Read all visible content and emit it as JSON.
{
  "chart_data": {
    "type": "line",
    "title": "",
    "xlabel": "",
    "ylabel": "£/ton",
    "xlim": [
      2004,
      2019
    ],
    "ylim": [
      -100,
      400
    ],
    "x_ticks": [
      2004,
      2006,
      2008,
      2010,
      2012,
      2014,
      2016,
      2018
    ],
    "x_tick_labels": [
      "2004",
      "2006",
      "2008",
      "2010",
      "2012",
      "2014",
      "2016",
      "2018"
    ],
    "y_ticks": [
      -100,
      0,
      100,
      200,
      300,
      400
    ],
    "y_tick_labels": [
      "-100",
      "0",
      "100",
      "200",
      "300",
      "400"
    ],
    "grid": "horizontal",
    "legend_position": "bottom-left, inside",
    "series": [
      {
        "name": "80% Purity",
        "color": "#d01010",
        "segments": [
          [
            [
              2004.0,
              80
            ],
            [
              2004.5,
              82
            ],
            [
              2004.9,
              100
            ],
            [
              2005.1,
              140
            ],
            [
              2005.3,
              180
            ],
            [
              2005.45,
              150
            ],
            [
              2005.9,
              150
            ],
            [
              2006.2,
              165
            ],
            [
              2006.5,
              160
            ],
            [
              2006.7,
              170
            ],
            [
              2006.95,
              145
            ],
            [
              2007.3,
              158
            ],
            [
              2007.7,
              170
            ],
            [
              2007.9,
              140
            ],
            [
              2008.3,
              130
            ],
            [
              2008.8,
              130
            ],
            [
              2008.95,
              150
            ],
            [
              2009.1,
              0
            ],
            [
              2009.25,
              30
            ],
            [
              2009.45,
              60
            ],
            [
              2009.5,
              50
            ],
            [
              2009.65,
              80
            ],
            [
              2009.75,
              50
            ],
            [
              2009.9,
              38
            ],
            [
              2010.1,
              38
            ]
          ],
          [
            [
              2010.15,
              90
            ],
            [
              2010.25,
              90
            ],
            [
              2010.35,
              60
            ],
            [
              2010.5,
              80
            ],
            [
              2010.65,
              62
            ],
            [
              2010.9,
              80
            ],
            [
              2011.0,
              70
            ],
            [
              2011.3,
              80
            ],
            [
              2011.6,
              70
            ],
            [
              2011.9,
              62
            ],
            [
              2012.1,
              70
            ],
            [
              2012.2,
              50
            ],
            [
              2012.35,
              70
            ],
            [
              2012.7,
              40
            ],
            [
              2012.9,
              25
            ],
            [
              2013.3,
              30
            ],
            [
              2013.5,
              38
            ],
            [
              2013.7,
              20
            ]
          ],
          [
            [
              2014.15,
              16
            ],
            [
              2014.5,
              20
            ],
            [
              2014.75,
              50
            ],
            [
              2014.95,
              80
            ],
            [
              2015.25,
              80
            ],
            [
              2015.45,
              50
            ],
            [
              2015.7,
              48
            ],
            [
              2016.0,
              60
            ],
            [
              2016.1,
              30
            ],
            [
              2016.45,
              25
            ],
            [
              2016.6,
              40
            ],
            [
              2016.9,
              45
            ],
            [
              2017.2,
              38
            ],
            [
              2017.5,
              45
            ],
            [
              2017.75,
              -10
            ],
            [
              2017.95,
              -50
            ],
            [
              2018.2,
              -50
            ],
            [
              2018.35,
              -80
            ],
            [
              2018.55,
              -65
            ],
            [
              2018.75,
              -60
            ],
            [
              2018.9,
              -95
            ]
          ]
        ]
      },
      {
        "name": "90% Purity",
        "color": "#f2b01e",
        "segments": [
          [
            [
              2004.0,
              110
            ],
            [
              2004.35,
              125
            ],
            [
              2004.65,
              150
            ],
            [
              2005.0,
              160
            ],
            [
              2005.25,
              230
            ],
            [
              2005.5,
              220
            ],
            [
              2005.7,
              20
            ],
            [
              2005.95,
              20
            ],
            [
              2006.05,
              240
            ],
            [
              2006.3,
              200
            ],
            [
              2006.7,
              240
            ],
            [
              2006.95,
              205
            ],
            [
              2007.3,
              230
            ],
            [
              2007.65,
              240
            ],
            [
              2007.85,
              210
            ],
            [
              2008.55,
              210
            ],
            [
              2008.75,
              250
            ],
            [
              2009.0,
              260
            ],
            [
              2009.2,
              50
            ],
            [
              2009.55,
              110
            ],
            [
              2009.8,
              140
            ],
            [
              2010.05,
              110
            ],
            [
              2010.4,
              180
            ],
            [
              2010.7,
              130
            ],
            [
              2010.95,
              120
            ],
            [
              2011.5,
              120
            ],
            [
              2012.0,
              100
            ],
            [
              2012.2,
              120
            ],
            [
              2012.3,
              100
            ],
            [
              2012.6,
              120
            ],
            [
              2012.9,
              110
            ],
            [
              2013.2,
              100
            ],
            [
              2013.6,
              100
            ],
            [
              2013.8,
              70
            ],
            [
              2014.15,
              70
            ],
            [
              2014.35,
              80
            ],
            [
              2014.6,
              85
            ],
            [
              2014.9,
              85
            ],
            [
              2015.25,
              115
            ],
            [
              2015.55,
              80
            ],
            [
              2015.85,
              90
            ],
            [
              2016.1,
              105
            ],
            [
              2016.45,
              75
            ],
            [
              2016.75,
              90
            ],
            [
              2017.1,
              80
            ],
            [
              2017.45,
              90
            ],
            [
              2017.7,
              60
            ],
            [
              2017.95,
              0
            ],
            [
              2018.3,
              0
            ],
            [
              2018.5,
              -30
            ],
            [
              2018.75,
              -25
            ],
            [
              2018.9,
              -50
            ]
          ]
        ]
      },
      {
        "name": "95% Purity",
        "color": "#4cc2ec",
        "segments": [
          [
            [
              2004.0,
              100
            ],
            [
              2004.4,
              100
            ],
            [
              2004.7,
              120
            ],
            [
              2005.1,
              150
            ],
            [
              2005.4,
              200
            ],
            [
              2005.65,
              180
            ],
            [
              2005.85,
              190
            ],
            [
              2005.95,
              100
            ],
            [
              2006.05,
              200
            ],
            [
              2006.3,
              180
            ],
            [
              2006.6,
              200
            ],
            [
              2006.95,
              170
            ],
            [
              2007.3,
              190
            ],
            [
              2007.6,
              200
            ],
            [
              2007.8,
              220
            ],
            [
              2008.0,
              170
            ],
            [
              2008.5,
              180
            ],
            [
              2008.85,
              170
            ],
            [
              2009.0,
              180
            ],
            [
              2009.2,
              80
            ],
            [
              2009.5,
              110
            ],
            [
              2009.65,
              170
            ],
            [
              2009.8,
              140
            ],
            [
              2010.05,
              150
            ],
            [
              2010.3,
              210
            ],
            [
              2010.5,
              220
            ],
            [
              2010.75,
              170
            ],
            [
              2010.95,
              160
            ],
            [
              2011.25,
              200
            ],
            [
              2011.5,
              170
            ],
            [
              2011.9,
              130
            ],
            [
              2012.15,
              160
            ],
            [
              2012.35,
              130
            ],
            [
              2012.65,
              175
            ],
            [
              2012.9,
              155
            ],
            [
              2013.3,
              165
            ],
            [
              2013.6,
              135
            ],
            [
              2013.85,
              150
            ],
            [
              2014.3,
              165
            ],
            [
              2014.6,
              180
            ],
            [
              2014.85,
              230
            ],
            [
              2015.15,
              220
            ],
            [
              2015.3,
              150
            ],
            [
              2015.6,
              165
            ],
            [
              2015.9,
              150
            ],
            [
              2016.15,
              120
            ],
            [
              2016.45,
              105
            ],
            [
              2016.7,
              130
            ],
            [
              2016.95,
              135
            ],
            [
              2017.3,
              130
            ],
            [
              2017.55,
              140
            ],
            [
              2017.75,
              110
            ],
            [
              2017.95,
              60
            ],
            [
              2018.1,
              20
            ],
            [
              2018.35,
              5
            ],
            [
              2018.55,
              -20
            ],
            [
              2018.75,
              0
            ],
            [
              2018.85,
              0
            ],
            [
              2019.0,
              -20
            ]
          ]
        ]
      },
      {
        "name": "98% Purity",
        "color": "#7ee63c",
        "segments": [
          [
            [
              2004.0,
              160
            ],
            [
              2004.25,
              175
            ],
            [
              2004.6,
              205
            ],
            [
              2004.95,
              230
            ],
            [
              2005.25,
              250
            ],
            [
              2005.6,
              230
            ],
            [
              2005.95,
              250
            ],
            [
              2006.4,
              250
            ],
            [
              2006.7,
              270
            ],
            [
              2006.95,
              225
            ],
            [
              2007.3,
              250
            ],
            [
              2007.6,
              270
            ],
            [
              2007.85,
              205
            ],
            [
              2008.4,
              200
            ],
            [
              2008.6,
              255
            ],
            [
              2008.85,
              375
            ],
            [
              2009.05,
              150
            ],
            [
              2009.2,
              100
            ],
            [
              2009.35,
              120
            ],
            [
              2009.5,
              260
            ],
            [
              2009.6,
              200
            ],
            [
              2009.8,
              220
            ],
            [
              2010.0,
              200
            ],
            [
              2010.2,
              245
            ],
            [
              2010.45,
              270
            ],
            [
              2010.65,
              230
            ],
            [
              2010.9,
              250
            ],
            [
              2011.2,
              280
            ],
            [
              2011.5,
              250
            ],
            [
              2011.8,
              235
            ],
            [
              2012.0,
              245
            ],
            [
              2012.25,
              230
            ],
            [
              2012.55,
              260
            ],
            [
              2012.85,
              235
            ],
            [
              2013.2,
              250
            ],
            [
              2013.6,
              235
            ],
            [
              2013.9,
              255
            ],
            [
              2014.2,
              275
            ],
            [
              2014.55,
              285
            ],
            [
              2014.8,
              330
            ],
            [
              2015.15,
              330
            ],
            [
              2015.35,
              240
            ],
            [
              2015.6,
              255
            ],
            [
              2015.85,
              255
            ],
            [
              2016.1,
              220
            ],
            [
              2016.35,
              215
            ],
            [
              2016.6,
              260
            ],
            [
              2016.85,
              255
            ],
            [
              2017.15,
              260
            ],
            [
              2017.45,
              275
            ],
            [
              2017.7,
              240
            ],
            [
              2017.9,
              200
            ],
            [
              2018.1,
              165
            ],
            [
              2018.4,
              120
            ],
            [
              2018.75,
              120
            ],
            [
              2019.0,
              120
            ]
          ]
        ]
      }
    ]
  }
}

----------

Copy all lines from the listing that contain "name".

        "name": "80% Purity",
        "name": "90% Purity",
        "name": "95% Purity",
        "name": "98% Purity",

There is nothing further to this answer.